Brano fornito:

□ □ □ □ □

Nonostante nella sua tecnica si ritrovino somiglianze con il disegno di Michelangelo e il colore di Tiziano, Tintoretto è definito da Vasari come “il più terribile cervello che abbia mai avuto la pittura” e inoltre molto disordinato e superficiale perché vuole sottolineare le stravaganze del suo carattere e le innovazioni stilistiche che lo portarono a realizzare grandi opere. Per quanto riguarda il colore, Tintoretto lo usa in modo da “accendere di luce” il disegno e grazie a ciò stacca i personaggi da ogni contesto reali collocandoli in uno spazio di fantasia e grazie a ciò si nota la prefigurazione del barocco. Il disegno invece è realizzato a tratti nervosi , curvilinei, paralleli, sovrapposti e spezzati e ciò dimostra che i suoi modelli non erano umani ma dei manichini che costruiva lui stesso.

□ □ □ □ □

Dati estratti:
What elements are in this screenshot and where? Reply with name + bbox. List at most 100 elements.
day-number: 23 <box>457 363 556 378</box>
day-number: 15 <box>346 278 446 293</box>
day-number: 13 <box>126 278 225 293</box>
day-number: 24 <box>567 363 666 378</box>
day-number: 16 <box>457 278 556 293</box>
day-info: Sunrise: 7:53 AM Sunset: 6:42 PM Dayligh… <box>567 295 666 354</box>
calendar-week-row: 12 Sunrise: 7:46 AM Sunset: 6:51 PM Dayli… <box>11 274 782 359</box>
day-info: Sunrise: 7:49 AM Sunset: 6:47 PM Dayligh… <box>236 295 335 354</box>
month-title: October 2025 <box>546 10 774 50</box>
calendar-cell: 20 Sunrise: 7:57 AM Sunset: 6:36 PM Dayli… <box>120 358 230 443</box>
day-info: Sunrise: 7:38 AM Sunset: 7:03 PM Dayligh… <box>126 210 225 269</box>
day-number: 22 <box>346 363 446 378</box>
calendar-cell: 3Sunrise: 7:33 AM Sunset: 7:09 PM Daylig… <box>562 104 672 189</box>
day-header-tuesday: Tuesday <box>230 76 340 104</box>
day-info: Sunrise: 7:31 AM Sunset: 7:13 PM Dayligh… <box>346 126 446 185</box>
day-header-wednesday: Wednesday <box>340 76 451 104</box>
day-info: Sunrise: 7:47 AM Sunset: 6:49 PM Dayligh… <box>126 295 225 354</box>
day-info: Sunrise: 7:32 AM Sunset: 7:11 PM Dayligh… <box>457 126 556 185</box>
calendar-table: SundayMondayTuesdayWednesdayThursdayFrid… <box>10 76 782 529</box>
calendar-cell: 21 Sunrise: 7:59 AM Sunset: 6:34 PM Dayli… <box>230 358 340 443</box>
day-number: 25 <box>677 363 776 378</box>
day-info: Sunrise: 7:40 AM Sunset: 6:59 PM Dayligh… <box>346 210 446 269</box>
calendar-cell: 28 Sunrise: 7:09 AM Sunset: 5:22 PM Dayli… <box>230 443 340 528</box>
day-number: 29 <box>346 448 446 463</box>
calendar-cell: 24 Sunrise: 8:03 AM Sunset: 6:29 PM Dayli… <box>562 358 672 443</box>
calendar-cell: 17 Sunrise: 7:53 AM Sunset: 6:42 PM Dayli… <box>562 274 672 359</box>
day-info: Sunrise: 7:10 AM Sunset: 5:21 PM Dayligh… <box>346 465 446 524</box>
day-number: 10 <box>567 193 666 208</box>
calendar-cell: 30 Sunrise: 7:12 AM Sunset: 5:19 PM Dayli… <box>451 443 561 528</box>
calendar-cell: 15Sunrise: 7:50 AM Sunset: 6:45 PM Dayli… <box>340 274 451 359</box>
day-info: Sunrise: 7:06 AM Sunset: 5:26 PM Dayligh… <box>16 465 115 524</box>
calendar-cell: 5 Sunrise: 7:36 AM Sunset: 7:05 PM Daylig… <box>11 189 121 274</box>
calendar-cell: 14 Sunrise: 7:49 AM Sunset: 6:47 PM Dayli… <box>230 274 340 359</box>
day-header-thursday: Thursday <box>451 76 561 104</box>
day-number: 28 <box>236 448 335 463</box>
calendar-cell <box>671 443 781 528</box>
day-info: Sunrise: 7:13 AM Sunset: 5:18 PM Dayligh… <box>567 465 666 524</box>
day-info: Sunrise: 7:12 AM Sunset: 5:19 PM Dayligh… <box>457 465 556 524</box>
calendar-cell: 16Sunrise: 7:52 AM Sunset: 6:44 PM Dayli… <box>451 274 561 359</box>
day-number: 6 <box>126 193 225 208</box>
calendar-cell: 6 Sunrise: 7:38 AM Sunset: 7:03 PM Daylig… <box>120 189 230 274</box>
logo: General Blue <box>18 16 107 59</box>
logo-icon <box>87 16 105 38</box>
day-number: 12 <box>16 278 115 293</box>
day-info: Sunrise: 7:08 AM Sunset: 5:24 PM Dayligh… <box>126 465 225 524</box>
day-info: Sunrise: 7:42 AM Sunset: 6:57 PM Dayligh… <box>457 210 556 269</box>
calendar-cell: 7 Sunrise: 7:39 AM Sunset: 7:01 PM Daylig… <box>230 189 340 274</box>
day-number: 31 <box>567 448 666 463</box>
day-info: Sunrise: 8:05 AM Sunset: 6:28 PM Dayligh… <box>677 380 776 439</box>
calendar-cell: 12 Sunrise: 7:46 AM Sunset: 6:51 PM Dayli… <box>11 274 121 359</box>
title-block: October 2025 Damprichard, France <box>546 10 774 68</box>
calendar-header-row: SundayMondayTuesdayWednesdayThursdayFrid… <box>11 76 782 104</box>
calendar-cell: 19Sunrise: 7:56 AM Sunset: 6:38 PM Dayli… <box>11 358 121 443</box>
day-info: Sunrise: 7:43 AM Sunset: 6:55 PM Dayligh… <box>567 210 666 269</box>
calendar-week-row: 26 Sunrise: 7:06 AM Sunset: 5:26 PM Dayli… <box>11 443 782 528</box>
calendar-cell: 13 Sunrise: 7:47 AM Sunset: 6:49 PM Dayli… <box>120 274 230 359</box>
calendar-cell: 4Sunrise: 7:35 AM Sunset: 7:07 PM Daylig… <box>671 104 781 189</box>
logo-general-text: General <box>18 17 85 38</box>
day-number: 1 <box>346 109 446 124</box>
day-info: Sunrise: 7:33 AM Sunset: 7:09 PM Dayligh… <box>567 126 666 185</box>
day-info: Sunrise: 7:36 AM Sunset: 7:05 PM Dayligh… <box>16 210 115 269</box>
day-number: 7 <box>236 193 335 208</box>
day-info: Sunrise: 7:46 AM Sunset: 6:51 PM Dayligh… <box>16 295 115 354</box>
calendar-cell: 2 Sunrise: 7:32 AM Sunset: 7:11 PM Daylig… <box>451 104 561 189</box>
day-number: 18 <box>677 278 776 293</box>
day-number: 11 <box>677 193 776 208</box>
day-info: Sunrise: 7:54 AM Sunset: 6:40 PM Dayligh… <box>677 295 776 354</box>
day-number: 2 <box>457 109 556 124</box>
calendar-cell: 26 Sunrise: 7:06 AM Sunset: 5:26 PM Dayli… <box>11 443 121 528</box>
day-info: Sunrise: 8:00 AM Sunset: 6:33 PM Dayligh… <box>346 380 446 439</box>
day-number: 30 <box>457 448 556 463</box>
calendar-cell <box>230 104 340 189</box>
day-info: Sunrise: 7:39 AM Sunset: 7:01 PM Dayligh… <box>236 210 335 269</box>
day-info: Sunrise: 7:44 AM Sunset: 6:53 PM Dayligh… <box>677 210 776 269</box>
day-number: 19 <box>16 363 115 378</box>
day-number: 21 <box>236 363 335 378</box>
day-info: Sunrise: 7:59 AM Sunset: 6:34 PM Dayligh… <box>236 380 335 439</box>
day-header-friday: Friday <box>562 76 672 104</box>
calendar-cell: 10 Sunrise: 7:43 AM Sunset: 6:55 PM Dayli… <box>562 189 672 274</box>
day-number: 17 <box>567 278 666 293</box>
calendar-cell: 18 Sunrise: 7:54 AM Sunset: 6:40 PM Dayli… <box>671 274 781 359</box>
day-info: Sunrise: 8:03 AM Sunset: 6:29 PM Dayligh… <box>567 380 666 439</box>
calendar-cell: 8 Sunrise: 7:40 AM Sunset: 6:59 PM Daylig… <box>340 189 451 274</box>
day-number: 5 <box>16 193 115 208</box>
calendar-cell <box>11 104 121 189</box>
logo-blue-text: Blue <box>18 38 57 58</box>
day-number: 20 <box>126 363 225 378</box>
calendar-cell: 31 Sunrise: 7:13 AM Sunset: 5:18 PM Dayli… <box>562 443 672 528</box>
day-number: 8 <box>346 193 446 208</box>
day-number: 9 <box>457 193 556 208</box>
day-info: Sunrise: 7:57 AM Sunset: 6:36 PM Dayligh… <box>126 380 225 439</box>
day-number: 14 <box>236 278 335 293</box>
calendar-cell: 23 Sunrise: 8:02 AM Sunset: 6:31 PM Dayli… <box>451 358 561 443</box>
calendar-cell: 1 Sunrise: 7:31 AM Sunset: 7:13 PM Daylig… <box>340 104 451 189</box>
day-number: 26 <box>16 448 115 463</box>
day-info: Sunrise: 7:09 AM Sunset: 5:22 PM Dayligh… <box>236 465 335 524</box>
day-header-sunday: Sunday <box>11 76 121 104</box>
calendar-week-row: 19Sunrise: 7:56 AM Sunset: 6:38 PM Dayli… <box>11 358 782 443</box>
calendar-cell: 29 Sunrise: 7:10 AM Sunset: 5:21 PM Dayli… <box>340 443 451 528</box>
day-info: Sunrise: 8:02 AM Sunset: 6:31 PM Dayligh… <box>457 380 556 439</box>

□ □ □ □ □

Cosa fare: Trascrivi parola per parola il passo del brano su Tintoretto che va da "Nonostante nella sua" a "costruiva lui stesso.".

Soluzione:
Nonostante nella sua tecnica si ritrovino somiglianze con il disegno di Michelangelo e il colore di Tiziano, Tintoretto è definito da Vasari come “il più terribile cervello che abbia mai avuto la pittura” e inoltre molto disordinato e superficiale perché vuole sottolineare le stravaganze del suo carattere e le innovazioni stilistiche che lo portarono a realizzare grandi opere. Per quanto riguarda il colore, Tintoretto lo usa in modo da “accendere di luce” il disegno e grazie a ciò stacca i personaggi da ogni contesto reali collocandoli in uno spazio di fantasia e grazie a ciò si nota la prefigurazione del barocco. Il disegno invece è realizzato a tratti nervosi , curvilinei, paralleli, sovrapposti e spezzati e ciò dimostra che i suoi modelli non erano umani ma dei manichini che costruiva lui stesso.